:: Exercise details ::
Sort through the data and copy the lines holding the word "trichomoniasis".

━━━━━ Data shown ━━━━━

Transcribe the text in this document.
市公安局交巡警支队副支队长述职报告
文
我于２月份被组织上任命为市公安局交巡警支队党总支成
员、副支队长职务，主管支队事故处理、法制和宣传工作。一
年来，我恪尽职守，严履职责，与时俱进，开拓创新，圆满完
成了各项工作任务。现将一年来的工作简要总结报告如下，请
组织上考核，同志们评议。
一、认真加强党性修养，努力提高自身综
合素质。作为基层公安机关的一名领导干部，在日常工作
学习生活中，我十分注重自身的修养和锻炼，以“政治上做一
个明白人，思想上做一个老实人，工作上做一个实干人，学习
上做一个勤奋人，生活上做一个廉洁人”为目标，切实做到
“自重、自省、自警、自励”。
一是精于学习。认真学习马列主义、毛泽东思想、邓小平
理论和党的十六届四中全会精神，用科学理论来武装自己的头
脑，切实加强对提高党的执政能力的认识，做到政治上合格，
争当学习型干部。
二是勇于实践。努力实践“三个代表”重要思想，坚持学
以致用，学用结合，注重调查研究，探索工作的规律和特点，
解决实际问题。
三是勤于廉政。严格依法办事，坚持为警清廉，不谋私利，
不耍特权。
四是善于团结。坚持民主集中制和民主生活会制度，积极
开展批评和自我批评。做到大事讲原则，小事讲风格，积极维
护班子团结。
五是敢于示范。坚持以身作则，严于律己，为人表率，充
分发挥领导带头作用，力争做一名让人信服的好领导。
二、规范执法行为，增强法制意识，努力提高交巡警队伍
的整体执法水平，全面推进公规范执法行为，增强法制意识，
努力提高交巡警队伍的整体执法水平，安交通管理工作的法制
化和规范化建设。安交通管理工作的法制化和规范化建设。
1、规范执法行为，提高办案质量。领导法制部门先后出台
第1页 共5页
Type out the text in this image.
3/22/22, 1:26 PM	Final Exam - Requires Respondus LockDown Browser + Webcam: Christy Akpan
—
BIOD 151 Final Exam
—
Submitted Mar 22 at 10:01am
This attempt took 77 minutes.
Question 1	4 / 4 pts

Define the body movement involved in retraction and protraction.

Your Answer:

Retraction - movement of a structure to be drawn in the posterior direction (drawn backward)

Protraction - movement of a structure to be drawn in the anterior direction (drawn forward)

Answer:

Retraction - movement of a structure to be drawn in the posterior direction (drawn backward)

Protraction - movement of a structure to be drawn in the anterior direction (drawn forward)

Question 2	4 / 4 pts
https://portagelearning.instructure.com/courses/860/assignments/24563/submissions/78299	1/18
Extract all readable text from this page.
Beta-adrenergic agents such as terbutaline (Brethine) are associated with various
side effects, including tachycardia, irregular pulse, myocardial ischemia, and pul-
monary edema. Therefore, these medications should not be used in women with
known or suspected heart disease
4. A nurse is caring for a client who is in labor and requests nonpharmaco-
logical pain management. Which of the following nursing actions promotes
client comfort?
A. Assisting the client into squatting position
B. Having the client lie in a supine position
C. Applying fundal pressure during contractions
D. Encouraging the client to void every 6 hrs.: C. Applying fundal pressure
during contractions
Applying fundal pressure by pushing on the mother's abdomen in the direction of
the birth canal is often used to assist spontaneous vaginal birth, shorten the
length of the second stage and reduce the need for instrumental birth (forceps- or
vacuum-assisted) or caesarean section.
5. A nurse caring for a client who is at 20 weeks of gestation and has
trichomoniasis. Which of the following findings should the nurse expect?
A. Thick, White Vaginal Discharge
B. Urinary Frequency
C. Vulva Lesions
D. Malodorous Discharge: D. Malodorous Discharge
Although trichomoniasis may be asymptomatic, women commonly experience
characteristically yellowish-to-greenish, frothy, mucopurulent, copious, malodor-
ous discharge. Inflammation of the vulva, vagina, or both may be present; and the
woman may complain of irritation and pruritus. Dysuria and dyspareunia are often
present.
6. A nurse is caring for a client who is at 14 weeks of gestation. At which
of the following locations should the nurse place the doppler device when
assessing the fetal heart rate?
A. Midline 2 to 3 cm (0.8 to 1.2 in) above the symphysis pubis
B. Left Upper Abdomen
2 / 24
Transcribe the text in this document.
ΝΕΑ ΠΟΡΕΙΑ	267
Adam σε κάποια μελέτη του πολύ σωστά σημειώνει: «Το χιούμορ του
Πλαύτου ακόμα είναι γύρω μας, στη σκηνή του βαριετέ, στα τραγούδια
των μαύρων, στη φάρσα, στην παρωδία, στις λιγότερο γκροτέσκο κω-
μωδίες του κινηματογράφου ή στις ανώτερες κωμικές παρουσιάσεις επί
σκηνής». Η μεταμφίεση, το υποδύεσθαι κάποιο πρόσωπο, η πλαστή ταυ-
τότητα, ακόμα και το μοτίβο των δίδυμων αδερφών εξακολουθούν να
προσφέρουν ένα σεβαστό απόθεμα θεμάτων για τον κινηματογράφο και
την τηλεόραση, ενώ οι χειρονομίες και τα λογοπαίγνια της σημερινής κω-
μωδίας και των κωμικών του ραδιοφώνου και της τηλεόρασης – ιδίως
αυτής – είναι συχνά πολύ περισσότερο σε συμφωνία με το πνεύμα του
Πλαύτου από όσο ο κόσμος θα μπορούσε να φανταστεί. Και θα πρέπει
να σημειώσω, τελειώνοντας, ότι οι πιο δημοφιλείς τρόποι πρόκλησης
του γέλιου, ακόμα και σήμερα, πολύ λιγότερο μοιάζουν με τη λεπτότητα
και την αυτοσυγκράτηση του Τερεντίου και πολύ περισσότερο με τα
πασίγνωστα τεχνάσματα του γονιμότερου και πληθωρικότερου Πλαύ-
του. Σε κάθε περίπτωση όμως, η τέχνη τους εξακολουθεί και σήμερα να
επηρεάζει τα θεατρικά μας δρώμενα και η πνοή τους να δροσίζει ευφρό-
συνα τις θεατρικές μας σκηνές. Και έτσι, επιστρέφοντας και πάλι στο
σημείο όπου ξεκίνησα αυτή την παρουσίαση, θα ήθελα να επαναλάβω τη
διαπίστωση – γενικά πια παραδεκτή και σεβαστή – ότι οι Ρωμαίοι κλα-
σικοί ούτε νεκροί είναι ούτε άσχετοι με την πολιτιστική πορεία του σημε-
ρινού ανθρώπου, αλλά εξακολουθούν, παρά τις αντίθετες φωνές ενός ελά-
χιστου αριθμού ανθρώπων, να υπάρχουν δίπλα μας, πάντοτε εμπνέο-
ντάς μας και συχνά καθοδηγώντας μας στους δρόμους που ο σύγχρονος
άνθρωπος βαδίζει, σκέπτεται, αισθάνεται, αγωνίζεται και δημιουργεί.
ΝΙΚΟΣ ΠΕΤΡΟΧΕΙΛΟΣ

━━━━━

:: Correct response ::
trichomoniasis. Which of the following findings should the nurse expect?
Although trichomoniasis may be asymptomatic, women commonly experience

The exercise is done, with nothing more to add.